Extracted material:

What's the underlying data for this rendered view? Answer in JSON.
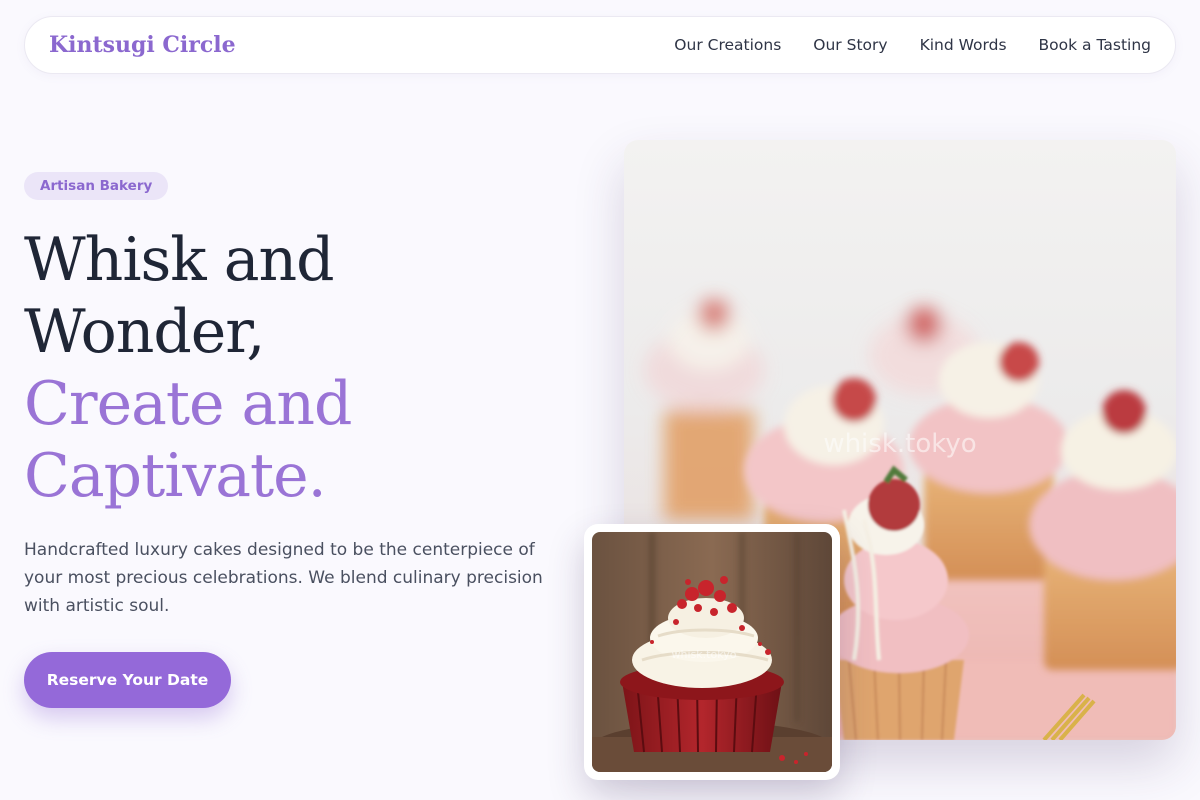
{
  "brand": "Kintsugi Circle",
  "nav": {
    "links": [
      "Our Creations",
      "Our Story",
      "Kind Words",
      "Book a Tasting"
    ]
  },
  "hero": {
    "badge": "Artisan Bakery",
    "headline_dark_1": "Whisk and",
    "headline_dark_2": "Wonder,",
    "headline_accent_1": "Create and",
    "headline_accent_2": "Captivate.",
    "lead": "Handcrafted luxury cakes designed to be the centerpiece of your most precious celebrations. We blend culinary precision with artistic soul.",
    "cta": "Reserve Your Date",
    "main_image_watermark": "whisk.tokyo",
    "inset_image_watermark": "whisk.tokyo"
  },
  "colors": {
    "accent": "#9469d9",
    "brand": "#8b68cf",
    "heading": "#1f2636",
    "background": "#faf9fe",
    "badge_bg": "#ebe5f8"
  },
  "icons": {
    "main_image": "cupcakes-photo",
    "inset_image": "red-velvet-cupcake-photo"
  }
}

Exercise:
Write the entries above out in full, exactly, with no images.

Task answer:
What's the underlying data for this rendered view? Answer in JSON.
{
  "brand": "Kintsugi Circle",
  "nav": {
    "links": [
      "Our Creations",
      "Our Story",
      "Kind Words",
      "Book a Tasting"
    ]
  },
  "hero": {
    "badge": "Artisan Bakery",
    "headline_dark_1": "Whisk and",
    "headline_dark_2": "Wonder,",
    "headline_accent_1": "Create and",
    "headline_accent_2": "Captivate.",
    "lead": "Handcrafted luxury cakes designed to be the centerpiece of your most precious celebrations. We blend culinary precision with artistic soul.",
    "cta": "Reserve Your Date",
    "main_image_watermark": "whisk.tokyo",
    "inset_image_watermark": "whisk.tokyo"
  },
  "colors": {
    "accent": "#9469d9",
    "brand": "#8b68cf",
    "heading": "#1f2636",
    "background": "#faf9fe",
    "badge_bg": "#ebe5f8"
  },
  "icons": {
    "main_image": "cupcakes-photo",
    "inset_image": "red-velvet-cupcake-photo"
  }
}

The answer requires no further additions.